--- Start ---

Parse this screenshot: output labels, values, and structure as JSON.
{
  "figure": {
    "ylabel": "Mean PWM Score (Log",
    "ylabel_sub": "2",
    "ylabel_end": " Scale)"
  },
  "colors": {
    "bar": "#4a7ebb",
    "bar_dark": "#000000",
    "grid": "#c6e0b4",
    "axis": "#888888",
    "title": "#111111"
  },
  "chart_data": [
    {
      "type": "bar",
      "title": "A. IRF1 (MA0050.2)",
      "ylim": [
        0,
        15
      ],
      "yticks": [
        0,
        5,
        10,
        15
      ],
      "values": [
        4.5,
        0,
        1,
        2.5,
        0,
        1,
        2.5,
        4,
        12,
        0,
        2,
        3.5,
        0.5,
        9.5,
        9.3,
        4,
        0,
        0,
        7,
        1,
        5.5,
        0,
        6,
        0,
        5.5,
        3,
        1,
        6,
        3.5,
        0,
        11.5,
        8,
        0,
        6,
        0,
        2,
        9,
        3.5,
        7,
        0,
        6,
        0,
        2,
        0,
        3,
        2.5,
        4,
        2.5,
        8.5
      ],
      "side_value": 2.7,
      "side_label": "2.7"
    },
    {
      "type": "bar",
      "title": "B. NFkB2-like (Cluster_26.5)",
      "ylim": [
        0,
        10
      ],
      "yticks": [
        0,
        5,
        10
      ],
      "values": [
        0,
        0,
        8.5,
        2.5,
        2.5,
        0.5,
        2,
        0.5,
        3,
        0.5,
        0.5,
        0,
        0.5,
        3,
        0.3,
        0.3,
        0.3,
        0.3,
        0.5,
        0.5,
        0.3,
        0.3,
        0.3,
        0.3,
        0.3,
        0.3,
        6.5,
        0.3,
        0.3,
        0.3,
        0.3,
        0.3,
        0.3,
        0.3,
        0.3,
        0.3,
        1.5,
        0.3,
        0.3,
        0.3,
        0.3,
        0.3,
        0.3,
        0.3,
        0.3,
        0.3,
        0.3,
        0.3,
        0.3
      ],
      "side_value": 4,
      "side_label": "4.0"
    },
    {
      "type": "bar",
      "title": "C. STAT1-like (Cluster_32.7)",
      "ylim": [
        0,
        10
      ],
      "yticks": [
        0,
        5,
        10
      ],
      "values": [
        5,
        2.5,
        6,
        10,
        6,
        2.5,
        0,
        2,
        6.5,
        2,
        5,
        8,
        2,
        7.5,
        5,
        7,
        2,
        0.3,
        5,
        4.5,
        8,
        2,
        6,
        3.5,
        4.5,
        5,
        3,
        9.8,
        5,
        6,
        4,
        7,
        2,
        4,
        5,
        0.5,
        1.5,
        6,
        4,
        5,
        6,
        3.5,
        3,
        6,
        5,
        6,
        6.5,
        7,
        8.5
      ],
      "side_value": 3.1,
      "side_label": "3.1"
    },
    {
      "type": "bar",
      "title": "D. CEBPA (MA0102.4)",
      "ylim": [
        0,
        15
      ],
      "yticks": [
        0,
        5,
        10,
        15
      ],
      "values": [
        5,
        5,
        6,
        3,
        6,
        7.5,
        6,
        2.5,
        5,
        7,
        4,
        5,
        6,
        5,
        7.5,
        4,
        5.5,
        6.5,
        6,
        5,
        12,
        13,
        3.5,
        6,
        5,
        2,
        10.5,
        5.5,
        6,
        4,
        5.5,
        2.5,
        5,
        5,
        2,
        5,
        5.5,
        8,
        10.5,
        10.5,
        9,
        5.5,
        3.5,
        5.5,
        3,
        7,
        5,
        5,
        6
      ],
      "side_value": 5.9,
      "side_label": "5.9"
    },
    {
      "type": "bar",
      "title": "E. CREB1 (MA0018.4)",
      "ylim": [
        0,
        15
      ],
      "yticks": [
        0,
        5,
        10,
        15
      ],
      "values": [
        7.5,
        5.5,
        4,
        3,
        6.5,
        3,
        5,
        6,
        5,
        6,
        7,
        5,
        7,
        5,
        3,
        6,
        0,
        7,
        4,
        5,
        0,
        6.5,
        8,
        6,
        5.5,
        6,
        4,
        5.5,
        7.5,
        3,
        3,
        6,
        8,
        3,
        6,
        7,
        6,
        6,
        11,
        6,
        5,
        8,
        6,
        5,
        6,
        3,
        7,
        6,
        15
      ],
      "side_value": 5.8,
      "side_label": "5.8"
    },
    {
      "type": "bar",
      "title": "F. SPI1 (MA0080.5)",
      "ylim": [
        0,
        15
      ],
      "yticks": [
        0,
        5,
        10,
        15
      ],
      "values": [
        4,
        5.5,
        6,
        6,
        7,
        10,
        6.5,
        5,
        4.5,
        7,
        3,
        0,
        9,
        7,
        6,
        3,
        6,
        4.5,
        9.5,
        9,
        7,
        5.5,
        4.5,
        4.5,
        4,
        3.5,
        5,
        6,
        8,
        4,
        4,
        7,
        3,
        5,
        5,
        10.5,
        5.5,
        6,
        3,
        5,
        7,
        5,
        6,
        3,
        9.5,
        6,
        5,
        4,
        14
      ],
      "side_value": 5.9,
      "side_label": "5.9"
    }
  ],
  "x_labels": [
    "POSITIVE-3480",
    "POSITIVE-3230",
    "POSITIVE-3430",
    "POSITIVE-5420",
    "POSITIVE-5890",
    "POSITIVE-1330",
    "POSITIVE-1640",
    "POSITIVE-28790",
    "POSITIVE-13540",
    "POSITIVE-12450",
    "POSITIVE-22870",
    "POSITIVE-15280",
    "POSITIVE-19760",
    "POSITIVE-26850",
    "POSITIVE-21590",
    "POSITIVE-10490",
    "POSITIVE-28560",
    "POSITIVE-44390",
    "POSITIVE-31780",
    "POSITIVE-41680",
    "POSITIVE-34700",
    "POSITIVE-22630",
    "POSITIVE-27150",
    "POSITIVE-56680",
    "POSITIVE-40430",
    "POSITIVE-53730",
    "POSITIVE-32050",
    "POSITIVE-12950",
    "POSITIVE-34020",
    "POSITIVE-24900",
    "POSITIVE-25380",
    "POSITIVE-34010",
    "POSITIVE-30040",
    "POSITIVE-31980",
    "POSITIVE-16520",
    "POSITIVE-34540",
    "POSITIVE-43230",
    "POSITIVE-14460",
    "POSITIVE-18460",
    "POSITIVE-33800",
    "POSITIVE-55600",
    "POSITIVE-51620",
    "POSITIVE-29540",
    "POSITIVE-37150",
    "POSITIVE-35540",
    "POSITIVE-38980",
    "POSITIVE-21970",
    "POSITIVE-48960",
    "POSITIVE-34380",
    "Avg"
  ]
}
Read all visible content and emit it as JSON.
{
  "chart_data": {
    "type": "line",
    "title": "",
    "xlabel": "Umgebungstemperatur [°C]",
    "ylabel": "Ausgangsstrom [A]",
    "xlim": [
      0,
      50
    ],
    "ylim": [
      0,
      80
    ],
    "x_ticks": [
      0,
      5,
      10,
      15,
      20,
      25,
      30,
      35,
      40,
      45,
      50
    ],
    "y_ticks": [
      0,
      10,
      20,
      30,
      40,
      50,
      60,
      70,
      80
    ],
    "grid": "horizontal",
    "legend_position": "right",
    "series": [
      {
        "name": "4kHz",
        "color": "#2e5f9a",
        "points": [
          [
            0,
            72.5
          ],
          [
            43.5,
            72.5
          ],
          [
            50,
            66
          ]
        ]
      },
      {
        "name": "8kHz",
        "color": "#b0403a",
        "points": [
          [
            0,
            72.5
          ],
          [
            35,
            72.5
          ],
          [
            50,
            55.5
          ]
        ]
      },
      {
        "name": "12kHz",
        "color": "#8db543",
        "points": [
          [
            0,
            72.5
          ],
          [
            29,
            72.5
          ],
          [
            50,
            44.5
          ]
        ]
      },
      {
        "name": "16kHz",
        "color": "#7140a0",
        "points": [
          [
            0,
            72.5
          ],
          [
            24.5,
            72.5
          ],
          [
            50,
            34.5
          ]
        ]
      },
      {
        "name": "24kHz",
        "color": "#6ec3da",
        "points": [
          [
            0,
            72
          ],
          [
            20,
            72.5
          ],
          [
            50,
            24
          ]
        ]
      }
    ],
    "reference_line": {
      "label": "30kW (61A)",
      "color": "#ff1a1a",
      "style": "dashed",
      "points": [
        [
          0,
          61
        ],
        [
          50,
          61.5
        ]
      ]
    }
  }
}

--- End ---

Search the listing above for the string "JSON". Copy every line that contains it.

Parse this screenshot: output labels, values, and structure as JSON.
Read all visible content and emit it as JSON.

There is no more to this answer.